begin
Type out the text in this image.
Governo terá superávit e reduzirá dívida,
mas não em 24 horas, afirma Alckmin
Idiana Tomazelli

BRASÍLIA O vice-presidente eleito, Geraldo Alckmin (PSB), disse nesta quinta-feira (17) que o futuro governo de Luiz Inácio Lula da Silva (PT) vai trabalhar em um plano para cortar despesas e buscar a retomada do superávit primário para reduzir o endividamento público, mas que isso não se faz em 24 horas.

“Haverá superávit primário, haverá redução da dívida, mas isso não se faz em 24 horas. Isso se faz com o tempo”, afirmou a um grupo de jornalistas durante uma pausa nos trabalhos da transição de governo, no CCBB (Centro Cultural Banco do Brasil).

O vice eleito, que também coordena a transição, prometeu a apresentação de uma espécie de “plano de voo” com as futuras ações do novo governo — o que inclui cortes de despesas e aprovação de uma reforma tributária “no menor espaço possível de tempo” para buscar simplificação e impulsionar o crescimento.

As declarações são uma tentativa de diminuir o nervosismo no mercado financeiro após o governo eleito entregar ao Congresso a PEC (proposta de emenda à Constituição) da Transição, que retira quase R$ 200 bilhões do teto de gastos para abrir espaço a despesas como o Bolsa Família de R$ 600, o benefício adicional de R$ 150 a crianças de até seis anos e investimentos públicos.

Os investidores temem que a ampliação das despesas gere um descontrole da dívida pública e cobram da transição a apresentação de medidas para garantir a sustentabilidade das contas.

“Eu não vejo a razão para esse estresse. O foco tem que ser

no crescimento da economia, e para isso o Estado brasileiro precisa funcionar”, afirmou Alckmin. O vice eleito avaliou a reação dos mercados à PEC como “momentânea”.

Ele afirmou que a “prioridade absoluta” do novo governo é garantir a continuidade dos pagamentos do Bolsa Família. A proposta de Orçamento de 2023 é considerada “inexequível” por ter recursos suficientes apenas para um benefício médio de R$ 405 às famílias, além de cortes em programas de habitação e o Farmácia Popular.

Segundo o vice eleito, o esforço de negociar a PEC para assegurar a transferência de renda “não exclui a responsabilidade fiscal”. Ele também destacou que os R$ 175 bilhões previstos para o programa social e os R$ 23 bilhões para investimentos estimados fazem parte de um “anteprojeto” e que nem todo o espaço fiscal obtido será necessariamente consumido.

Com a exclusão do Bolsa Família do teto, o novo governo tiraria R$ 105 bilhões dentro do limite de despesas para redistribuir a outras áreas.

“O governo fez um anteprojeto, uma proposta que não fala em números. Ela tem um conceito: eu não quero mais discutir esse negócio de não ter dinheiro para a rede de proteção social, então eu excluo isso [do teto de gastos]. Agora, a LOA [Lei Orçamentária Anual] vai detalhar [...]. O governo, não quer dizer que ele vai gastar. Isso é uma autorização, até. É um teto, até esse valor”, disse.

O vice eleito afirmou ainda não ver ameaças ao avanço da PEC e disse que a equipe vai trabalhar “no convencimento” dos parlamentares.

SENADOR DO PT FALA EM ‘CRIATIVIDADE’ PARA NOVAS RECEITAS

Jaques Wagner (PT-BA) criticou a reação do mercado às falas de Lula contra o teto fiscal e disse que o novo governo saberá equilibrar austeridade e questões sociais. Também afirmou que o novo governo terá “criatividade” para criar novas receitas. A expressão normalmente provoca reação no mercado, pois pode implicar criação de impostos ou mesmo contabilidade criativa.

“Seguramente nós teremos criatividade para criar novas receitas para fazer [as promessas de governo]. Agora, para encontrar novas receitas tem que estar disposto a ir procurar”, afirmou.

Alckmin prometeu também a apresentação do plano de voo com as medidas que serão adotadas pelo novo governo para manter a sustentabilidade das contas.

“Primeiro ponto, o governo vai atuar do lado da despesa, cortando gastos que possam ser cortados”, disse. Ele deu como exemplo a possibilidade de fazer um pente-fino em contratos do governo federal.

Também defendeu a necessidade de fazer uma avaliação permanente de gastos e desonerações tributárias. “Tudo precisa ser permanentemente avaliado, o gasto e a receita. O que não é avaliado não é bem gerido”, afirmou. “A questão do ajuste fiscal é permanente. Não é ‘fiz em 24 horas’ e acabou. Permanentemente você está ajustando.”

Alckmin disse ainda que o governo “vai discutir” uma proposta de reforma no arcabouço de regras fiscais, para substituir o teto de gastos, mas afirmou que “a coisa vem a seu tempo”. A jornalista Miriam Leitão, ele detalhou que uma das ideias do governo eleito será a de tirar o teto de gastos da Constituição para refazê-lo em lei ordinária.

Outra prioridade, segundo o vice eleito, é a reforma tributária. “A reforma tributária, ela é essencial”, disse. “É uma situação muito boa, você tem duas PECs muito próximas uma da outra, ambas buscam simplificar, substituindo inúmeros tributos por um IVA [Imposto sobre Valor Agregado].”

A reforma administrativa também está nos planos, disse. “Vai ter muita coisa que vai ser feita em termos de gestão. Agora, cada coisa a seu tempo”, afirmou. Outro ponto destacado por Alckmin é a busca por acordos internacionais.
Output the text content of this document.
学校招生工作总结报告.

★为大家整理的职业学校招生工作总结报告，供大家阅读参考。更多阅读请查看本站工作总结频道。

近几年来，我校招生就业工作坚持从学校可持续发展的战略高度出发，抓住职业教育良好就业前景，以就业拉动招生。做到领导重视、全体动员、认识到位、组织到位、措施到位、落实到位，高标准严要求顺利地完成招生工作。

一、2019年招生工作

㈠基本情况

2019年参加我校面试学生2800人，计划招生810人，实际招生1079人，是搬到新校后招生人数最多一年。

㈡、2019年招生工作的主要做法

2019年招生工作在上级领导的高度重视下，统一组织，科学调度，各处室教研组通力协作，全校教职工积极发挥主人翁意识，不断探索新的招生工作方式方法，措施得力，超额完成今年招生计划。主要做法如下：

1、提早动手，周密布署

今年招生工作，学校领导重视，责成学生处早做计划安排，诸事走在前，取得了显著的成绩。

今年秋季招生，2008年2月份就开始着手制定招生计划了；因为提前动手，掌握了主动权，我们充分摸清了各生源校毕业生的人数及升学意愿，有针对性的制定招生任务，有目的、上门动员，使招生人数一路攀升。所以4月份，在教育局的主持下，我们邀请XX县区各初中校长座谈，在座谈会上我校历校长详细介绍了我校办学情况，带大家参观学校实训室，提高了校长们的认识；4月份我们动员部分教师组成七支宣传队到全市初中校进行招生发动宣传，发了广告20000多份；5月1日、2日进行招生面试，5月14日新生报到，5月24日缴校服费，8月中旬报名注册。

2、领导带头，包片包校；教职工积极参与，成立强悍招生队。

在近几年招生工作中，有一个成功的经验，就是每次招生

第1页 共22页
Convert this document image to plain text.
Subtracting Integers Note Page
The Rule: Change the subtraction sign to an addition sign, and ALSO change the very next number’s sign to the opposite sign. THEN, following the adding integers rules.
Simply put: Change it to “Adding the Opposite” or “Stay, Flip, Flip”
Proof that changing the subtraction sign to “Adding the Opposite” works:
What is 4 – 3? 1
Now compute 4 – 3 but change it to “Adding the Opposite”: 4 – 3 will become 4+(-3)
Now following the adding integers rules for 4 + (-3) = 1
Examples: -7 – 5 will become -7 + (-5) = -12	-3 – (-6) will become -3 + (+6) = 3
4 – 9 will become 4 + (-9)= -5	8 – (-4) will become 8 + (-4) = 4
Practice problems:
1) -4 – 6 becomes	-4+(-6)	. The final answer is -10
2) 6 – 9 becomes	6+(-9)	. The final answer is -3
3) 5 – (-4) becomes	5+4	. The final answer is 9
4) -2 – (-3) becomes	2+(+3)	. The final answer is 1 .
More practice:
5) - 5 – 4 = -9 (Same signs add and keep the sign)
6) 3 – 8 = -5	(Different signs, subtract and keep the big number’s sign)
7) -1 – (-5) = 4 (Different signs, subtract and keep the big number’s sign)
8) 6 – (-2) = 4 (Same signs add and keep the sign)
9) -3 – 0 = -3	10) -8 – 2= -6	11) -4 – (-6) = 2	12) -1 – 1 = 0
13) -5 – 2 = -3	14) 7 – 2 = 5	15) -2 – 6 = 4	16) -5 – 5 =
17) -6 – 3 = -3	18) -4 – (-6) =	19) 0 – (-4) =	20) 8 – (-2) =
end
- The problem
Only the lines from the one containing "Convert this document image to plain text." through the end of the entries above belong in the answer; repeat them exactly.

- Exercise solution
Convert this document image to plain text.
Subtracting Integers Note Page
The Rule: Change the subtraction sign to an addition sign, and ALSO change the very next number’s sign to the opposite sign. THEN, following the adding integers rules.
Simply put: Change it to “Adding the Opposite” or “Stay, Flip, Flip”
Proof that changing the subtraction sign to “Adding the Opposite” works:
What is 4 – 3? 1
Now compute 4 – 3 but change it to “Adding the Opposite”: 4 – 3 will become 4+(-3)
Now following the adding integers rules for 4 + (-3) = 1
Examples: -7 – 5 will become -7 + (-5) = -12	-3 – (-6) will become -3 + (+6) = 3
4 – 9 will become 4 + (-9)= -5	8 – (-4) will become 8 + (-4) = 4
Practice problems:
1) -4 – 6 becomes	-4+(-6)	. The final answer is -10
2) 6 – 9 becomes	6+(-9)	. The final answer is -3
3) 5 – (-4) becomes	5+4	. The final answer is 9
4) -2 – (-3) becomes	2+(+3)	. The final answer is 1 .
More practice:
5) - 5 – 4 = -9 (Same signs add and keep the sign)
6) 3 – 8 = -5	(Different signs, subtract and keep the big number’s sign)
7) -1 – (-5) = 4 (Different signs, subtract and keep the big number’s sign)
8) 6 – (-2) = 4 (Same signs add and keep the sign)
9) -3 – 0 = -3	10) -8 – 2= -6	11) -4 – (-6) = 2	12) -1 – 1 = 0
13) -5 – 2 = -3	14) 7 – 2 = 5	15) -2 – 6 = 4	16) -5 – 5 =
17) -6 – 3 = -3	18) -4 – (-6) =	19) 0 – (-4) =	20) 8 – (-2) =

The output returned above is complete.